Your task => Copy all of the material exactly. Pictures are not to appear in the copy.

[Extracted data entries]
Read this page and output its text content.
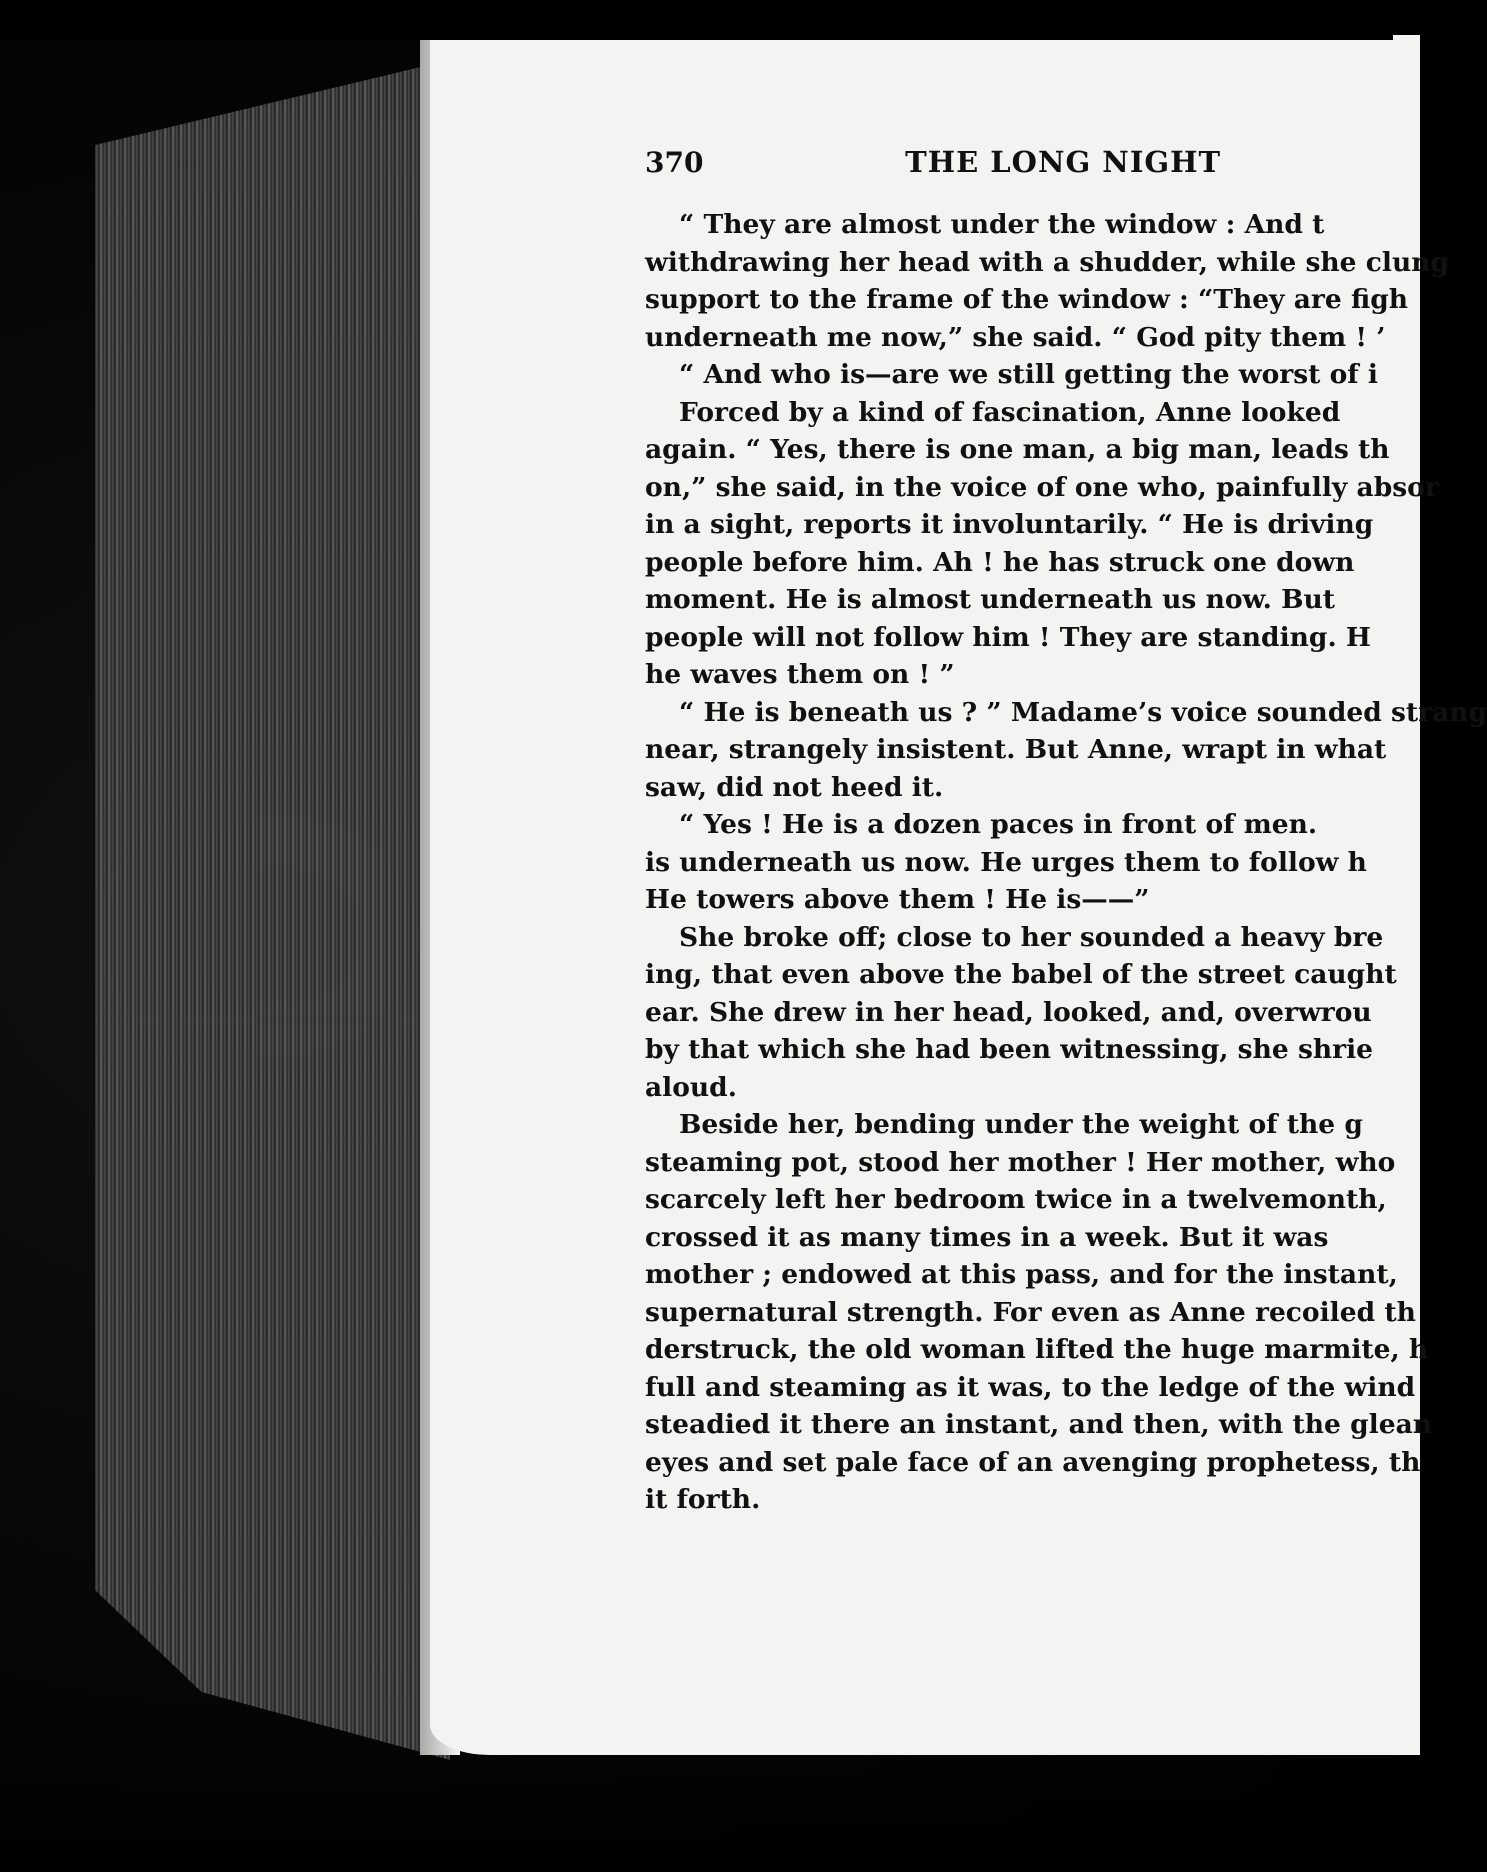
370	THE LONG NIGHT
“ They are almost under the window : And t
withdrawing her head with a shudder, while she clung
support to the frame of the window : “They are figh
underneath me now,” she said. “ God pity them ! ’
“ And who is—are we still getting the worst of i
Forced by a kind of fascination, Anne looked
again. “ Yes, there is one man, a big man, leads th
on,” she said, in the voice of one who, painfully absor
in a sight, reports it involuntarily. “ He is driving
people before him. Ah ! he has struck one down
moment. He is almost underneath us now. But
people will not follow him ! They are standing. H
he waves them on ! ”
“ He is beneath us ? ” Madame’s voice sounded strang
near, strangely insistent. But Anne, wrapt in what
saw, did not heed it.
“ Yes ! He is a dozen paces in front of men.
is underneath us now. He urges them to follow h
He towers above them ! He is——”
She broke off; close to her sounded a heavy bre
ing, that even above the babel of the street caught
ear. She drew in her head, looked, and, overwrou
by that which she had been witnessing, she shrie
aloud.
Beside her, bending under the weight of the g
steaming pot, stood her mother ! Her mother, who
scarcely left her bedroom twice in a twelvemonth,
crossed it as many times in a week. But it was
mother ; endowed at this pass, and for the instant,
supernatural strength. For even as Anne recoiled th
derstruck, the old woman lifted the huge marmite, h
full and steaming as it was, to the ledge of the wind
steadied it there an instant, and then, with the glean
eyes and set pale face of an avenging prophetess, th
it forth.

Exercise answer =>
Read this page and output its text content.
370	THE LONG NIGHT
“ They are almost under the window : And t
withdrawing her head with a shudder, while she clung
support to the frame of the window : “They are figh
underneath me now,” she said. “ God pity them ! ’
“ And who is—are we still getting the worst of i
Forced by a kind of fascination, Anne looked
again. “ Yes, there is one man, a big man, leads th
on,” she said, in the voice of one who, painfully absor
in a sight, reports it involuntarily. “ He is driving
people before him. Ah ! he has struck one down
moment. He is almost underneath us now. But
people will not follow him ! They are standing. H
he waves them on ! ”
“ He is beneath us ? ” Madame’s voice sounded strang
near, strangely insistent. But Anne, wrapt in what
saw, did not heed it.
“ Yes ! He is a dozen paces in front of men.
is underneath us now. He urges them to follow h
He towers above them ! He is——”
She broke off; close to her sounded a heavy bre
ing, that even above the babel of the street caught
ear. She drew in her head, looked, and, overwrou
by that which she had been witnessing, she shrie
aloud.
Beside her, bending under the weight of the g
steaming pot, stood her mother ! Her mother, who
scarcely left her bedroom twice in a twelvemonth,
crossed it as many times in a week. But it was
mother ; endowed at this pass, and for the instant,
supernatural strength. For even as Anne recoiled th
derstruck, the old woman lifted the huge marmite, h
full and steaming as it was, to the ledge of the wind
steadied it there an instant, and then, with the glean
eyes and set pale face of an avenging prophetess, th
it forth.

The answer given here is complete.